→ Given records:
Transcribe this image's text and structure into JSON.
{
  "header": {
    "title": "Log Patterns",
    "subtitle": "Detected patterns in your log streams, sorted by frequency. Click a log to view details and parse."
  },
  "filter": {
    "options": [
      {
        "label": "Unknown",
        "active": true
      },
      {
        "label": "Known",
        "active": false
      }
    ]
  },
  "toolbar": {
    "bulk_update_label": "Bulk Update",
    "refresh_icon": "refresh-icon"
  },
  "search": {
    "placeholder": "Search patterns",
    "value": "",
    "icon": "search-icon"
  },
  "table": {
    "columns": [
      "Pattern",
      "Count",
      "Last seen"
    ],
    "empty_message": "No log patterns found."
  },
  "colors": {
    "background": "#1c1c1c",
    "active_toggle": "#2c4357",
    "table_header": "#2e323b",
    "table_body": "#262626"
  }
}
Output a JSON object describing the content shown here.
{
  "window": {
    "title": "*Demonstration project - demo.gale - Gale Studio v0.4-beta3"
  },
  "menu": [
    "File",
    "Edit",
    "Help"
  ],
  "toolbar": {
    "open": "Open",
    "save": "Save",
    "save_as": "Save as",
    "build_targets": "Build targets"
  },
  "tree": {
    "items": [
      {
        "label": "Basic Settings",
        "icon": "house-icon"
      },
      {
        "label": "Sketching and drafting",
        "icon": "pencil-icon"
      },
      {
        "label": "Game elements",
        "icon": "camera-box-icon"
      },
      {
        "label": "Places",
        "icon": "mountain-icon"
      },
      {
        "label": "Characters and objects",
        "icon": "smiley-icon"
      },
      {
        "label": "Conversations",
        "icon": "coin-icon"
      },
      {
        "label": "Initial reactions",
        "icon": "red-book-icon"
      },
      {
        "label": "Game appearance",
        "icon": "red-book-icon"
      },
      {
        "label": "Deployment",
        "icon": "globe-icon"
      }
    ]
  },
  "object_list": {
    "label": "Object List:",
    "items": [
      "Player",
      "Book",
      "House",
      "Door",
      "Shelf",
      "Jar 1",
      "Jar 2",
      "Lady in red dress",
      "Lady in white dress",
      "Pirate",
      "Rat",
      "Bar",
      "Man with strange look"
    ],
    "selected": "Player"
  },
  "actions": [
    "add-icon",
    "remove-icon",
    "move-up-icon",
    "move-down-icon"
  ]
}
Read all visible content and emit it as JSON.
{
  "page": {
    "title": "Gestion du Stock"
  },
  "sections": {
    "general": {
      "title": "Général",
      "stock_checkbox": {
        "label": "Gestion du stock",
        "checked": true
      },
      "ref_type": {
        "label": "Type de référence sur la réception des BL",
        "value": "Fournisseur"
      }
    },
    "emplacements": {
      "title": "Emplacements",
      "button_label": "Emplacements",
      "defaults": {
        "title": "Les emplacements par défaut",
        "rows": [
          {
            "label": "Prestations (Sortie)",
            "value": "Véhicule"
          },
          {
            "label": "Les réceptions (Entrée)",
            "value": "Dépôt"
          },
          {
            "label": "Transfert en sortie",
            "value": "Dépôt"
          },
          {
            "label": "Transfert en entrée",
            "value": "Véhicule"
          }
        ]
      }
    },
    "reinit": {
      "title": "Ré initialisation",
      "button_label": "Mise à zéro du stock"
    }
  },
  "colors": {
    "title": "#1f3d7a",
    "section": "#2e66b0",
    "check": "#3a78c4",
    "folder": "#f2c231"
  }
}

→ Job:
Reproduce the records above exactly.

→ Written response:
Transcribe this image's text and structure into JSON.
{
  "header": {
    "title": "Log Patterns",
    "subtitle": "Detected patterns in your log streams, sorted by frequency. Click a log to view details and parse."
  },
  "filter": {
    "options": [
      {
        "label": "Unknown",
        "active": true
      },
      {
        "label": "Known",
        "active": false
      }
    ]
  },
  "toolbar": {
    "bulk_update_label": "Bulk Update",
    "refresh_icon": "refresh-icon"
  },
  "search": {
    "placeholder": "Search patterns",
    "value": "",
    "icon": "search-icon"
  },
  "table": {
    "columns": [
      "Pattern",
      "Count",
      "Last seen"
    ],
    "empty_message": "No log patterns found."
  },
  "colors": {
    "background": "#1c1c1c",
    "active_toggle": "#2c4357",
    "table_header": "#2e323b",
    "table_body": "#262626"
  }
}
Output a JSON object describing the content shown here.
{
  "window": {
    "title": "*Demonstration project - demo.gale - Gale Studio v0.4-beta3"
  },
  "menu": [
    "File",
    "Edit",
    "Help"
  ],
  "toolbar": {
    "open": "Open",
    "save": "Save",
    "save_as": "Save as",
    "build_targets": "Build targets"
  },
  "tree": {
    "items": [
      {
        "label": "Basic Settings",
        "icon": "house-icon"
      },
      {
        "label": "Sketching and drafting",
        "icon": "pencil-icon"
      },
      {
        "label": "Game elements",
        "icon": "camera-box-icon"
      },
      {
        "label": "Places",
        "icon": "mountain-icon"
      },
      {
        "label": "Characters and objects",
        "icon": "smiley-icon"
      },
      {
        "label": "Conversations",
        "icon": "coin-icon"
      },
      {
        "label": "Initial reactions",
        "icon": "red-book-icon"
      },
      {
        "label": "Game appearance",
        "icon": "red-book-icon"
      },
      {
        "label": "Deployment",
        "icon": "globe-icon"
      }
    ]
  },
  "object_list": {
    "label": "Object List:",
    "items": [
      "Player",
      "Book",
      "House",
      "Door",
      "Shelf",
      "Jar 1",
      "Jar 2",
      "Lady in red dress",
      "Lady in white dress",
      "Pirate",
      "Rat",
      "Bar",
      "Man with strange look"
    ],
    "selected": "Player"
  },
  "actions": [
    "add-icon",
    "remove-icon",
    "move-up-icon",
    "move-down-icon"
  ]
}
Read all visible content and emit it as JSON.
{
  "page": {
    "title": "Gestion du Stock"
  },
  "sections": {
    "general": {
      "title": "Général",
      "stock_checkbox": {
        "label": "Gestion du stock",
        "checked": true
      },
      "ref_type": {
        "label": "Type de référence sur la réception des BL",
        "value": "Fournisseur"
      }
    },
    "emplacements": {
      "title": "Emplacements",
      "button_label": "Emplacements",
      "defaults": {
        "title": "Les emplacements par défaut",
        "rows": [
          {
            "label": "Prestations (Sortie)",
            "value": "Véhicule"
          },
          {
            "label": "Les réceptions (Entrée)",
            "value": "Dépôt"
          },
          {
            "label": "Transfert en sortie",
            "value": "Dépôt"
          },
          {
            "label": "Transfert en entrée",
            "value": "Véhicule"
          }
        ]
      }
    },
    "reinit": {
      "title": "Ré initialisation",
      "button_label": "Mise à zéro du stock"
    }
  },
  "colors": {
    "title": "#1f3d7a",
    "section": "#2e66b0",
    "check": "#3a78c4",
    "folder": "#f2c231"
  }
}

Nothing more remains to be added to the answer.